:: EXERCISE OBJECTIVE ::
Read the lines below. Copy out any that hold the string "Risk".

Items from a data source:
++++++
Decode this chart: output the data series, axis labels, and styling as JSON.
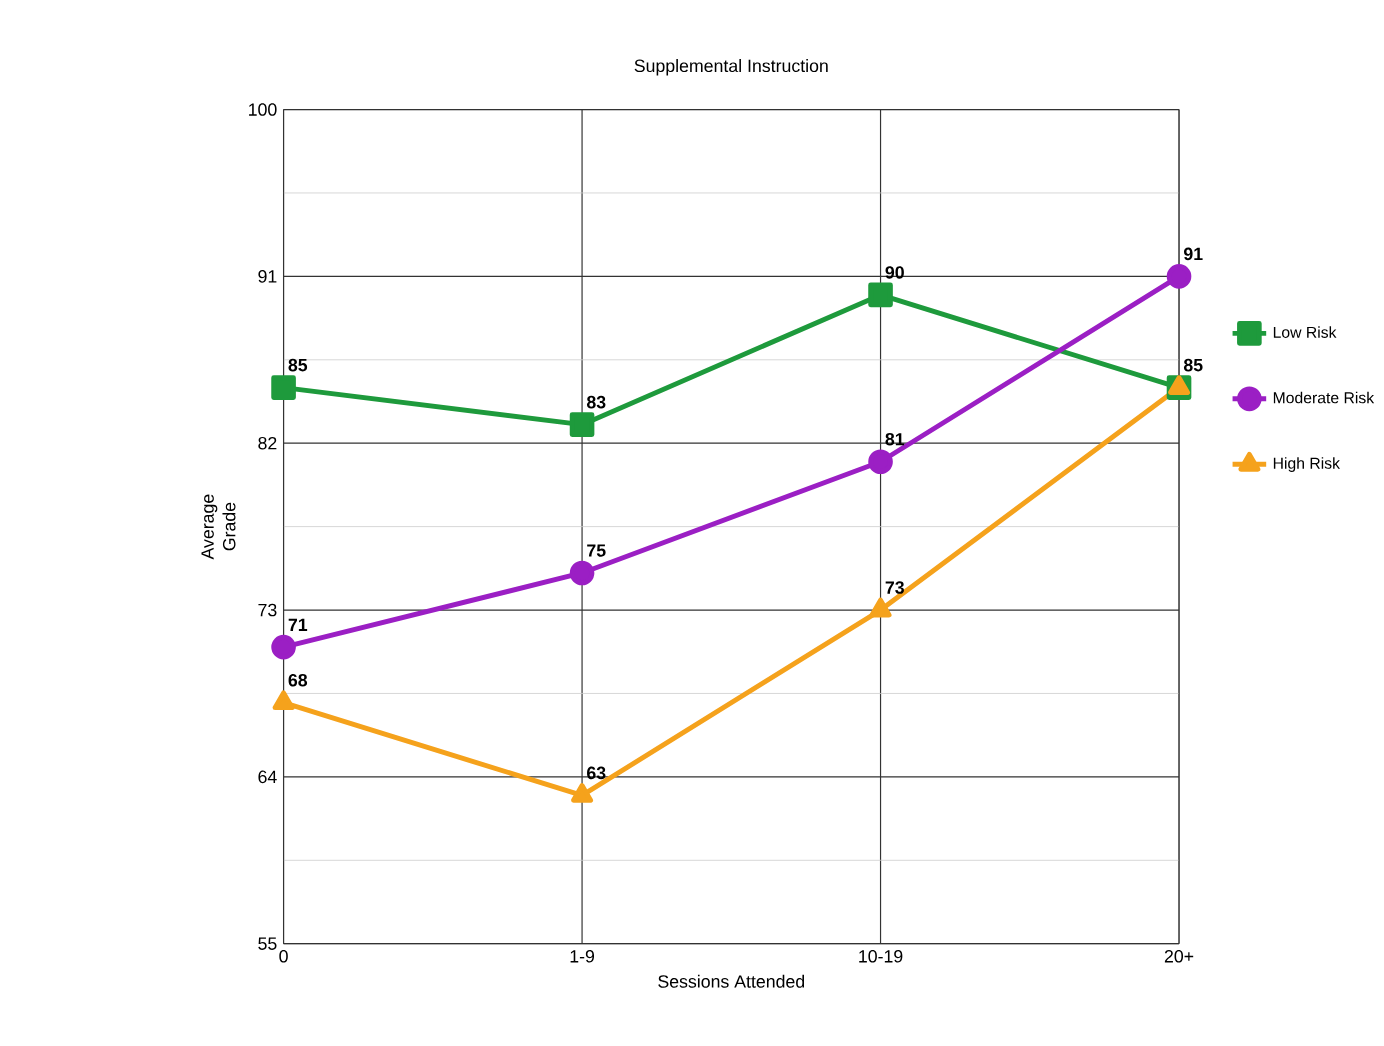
{
  "chart_data": {
    "type": "line",
    "title": "Supplemental Instruction",
    "xlabel": "Sessions Attended",
    "ylabel": "Average Grade",
    "categories": [
      "0",
      "1-9",
      "10-19",
      "20+"
    ],
    "series": [
      {
        "name": "Low Risk",
        "color": "#1e9a3c",
        "marker": "square",
        "values": [
          85,
          83,
          90,
          85
        ],
        "value_labels": [
          "85",
          "83",
          "90",
          "85"
        ]
      },
      {
        "name": "Moderate Risk",
        "color": "#9b1fc4",
        "marker": "circle",
        "values": [
          71,
          75,
          81,
          91
        ],
        "value_labels": [
          "71",
          "75",
          "81",
          "91"
        ]
      },
      {
        "name": "High Risk",
        "color": "#f5a21c",
        "marker": "triangle",
        "values": [
          68,
          63,
          73,
          85
        ],
        "value_labels": [
          "68",
          "63",
          "73",
          null
        ]
      }
    ],
    "ylim": [
      55,
      100
    ],
    "yticks": [
      55,
      64,
      73,
      82,
      91,
      100
    ],
    "grid": true,
    "legend": "right"
  }
}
++++++
:: CORRECT OUTPUT ::
        "name": "Low Risk",
        "name": "Moderate Risk",
        "name": "High Risk",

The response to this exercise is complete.